## Instructions for the task
Comb through the entries for "topic" and pull out each line that holds it.

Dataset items

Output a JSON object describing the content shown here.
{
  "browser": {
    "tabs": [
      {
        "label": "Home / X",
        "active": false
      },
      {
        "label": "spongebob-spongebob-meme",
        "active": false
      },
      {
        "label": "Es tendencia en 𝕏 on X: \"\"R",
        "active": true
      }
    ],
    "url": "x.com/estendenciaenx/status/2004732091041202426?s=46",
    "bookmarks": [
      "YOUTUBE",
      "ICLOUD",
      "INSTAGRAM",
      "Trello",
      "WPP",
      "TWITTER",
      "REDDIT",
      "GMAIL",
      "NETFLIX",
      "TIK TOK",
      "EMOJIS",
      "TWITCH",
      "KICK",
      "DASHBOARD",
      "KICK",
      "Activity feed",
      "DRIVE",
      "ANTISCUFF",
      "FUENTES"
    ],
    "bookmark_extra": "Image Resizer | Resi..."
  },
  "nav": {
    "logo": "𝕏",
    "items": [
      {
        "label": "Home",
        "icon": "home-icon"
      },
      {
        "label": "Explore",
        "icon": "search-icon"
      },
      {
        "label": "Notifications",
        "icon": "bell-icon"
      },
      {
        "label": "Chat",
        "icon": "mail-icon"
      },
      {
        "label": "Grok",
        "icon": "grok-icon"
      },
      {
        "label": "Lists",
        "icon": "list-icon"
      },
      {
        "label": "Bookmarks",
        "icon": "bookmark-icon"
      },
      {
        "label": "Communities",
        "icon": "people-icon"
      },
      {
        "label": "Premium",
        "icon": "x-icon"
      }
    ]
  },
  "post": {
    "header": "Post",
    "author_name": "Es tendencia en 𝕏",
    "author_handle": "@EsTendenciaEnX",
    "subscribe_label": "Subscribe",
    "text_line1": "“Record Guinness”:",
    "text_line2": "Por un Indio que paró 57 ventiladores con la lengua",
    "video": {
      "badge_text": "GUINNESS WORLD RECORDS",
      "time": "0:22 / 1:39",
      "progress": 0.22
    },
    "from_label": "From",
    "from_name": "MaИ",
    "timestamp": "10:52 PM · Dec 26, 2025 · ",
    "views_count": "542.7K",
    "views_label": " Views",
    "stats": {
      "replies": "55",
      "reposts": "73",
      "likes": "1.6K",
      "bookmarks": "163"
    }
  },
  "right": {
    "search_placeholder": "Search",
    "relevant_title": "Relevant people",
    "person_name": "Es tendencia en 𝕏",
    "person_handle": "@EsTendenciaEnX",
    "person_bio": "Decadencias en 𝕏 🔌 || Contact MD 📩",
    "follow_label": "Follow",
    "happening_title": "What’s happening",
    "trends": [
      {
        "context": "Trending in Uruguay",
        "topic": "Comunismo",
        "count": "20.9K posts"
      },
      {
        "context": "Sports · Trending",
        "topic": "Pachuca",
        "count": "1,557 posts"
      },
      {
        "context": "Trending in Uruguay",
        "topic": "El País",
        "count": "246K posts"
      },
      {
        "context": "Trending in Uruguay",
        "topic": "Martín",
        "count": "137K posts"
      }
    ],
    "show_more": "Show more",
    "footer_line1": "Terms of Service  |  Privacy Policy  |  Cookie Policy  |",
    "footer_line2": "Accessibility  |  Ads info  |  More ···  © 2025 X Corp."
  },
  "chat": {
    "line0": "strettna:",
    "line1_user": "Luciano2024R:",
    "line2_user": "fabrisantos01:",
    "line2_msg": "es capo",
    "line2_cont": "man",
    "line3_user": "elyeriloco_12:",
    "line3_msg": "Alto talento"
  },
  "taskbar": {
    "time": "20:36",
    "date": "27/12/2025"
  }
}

## Full output
        "topic": "Comunismo",
        "topic": "Pachuca",
        "topic": "El País",
        "topic": "Martín",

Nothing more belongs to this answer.